> _TASK TO CARRY OUT_
Rewrite the lines from the very first one through the line containing "profile-list-item: 6.Company 6", replacing "profile-list-item" with "company-list-item" and keeping everything else unchanged.

───── EXTRACTED RECORDS

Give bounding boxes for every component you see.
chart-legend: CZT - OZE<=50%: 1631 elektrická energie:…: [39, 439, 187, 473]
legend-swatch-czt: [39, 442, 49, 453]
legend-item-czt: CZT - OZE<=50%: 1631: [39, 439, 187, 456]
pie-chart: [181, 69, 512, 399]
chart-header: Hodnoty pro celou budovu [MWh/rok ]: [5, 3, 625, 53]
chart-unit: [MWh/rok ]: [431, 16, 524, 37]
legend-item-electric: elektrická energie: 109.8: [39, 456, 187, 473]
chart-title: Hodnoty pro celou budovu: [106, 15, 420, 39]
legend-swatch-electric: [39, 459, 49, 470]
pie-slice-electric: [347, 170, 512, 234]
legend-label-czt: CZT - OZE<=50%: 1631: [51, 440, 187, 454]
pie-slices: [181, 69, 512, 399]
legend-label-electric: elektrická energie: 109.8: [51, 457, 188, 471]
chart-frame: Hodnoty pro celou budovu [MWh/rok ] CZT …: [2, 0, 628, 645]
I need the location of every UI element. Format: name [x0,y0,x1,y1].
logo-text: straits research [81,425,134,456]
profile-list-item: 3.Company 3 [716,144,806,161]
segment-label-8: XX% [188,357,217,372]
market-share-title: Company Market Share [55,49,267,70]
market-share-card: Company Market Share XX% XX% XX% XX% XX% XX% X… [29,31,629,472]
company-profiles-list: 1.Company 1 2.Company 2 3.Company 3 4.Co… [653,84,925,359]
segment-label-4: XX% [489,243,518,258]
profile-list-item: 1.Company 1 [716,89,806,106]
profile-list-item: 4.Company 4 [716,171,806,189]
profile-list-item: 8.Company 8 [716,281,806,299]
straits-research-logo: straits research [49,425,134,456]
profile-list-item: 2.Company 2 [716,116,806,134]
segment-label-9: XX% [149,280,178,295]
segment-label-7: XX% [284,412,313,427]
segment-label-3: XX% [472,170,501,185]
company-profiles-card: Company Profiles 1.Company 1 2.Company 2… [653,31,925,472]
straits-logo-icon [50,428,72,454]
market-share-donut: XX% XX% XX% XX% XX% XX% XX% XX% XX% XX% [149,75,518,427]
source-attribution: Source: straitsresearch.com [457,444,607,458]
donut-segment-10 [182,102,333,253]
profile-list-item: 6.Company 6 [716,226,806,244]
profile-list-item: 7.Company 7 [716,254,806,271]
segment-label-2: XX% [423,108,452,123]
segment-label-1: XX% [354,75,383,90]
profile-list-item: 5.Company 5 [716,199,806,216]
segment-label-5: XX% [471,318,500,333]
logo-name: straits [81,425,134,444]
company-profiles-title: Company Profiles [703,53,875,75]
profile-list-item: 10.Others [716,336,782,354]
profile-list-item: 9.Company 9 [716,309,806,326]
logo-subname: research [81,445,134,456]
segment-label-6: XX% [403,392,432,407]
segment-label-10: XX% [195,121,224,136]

──────────

> _RESPONSE TO THE TASK_
Give bounding boxes for every component you see.
chart-legend: CZT - OZE<=50%: 1631 elektrická energie:…: [39, 439, 187, 473]
legend-swatch-czt: [39, 442, 49, 453]
legend-item-czt: CZT - OZE<=50%: 1631: [39, 439, 187, 456]
pie-chart: [181, 69, 512, 399]
chart-header: Hodnoty pro celou budovu [MWh/rok ]: [5, 3, 625, 53]
chart-unit: [MWh/rok ]: [431, 16, 524, 37]
legend-item-electric: elektrická energie: 109.8: [39, 456, 187, 473]
chart-title: Hodnoty pro celou budovu: [106, 15, 420, 39]
legend-swatch-electric: [39, 459, 49, 470]
pie-slice-electric: [347, 170, 512, 234]
legend-label-czt: CZT - OZE<=50%: 1631: [51, 440, 187, 454]
pie-slices: [181, 69, 512, 399]
legend-label-electric: elektrická energie: 109.8: [51, 457, 188, 471]
chart-frame: Hodnoty pro celou budovu [MWh/rok ] CZT …: [2, 0, 628, 645]
I need the location of every UI element. Format: name [x0,y0,x1,y1].
logo-text: straits research [81,425,134,456]
company-list-item: 3.Company 3 [716,144,806,161]
segment-label-8: XX% [188,357,217,372]
market-share-title: Company Market Share [55,49,267,70]
market-share-card: Company Market Share XX% XX% XX% XX% XX% XX% X… [29,31,629,472]
company-profiles-list: 1.Company 1 2.Company 2 3.Company 3 4.Co… [653,84,925,359]
segment-label-4: XX% [489,243,518,258]
company-list-item: 1.Company 1 [716,89,806,106]
company-list-item: 4.Company 4 [716,171,806,189]
company-list-item: 8.Company 8 [716,281,806,299]
straits-research-logo: straits research [49,425,134,456]
company-list-item: 2.Company 2 [716,116,806,134]
segment-label-9: XX% [149,280,178,295]
segment-label-7: XX% [284,412,313,427]
segment-label-3: XX% [472,170,501,185]
company-profiles-card: Company Profiles 1.Company 1 2.Company 2… [653,31,925,472]
straits-logo-icon [50,428,72,454]
market-share-donut: XX% XX% XX% XX% XX% XX% XX% XX% XX% XX% [149,75,518,427]
source-attribution: Source: straitsresearch.com [457,444,607,458]
donut-segment-10 [182,102,333,253]
company-list-item: 6.Company 6 [716,226,806,244]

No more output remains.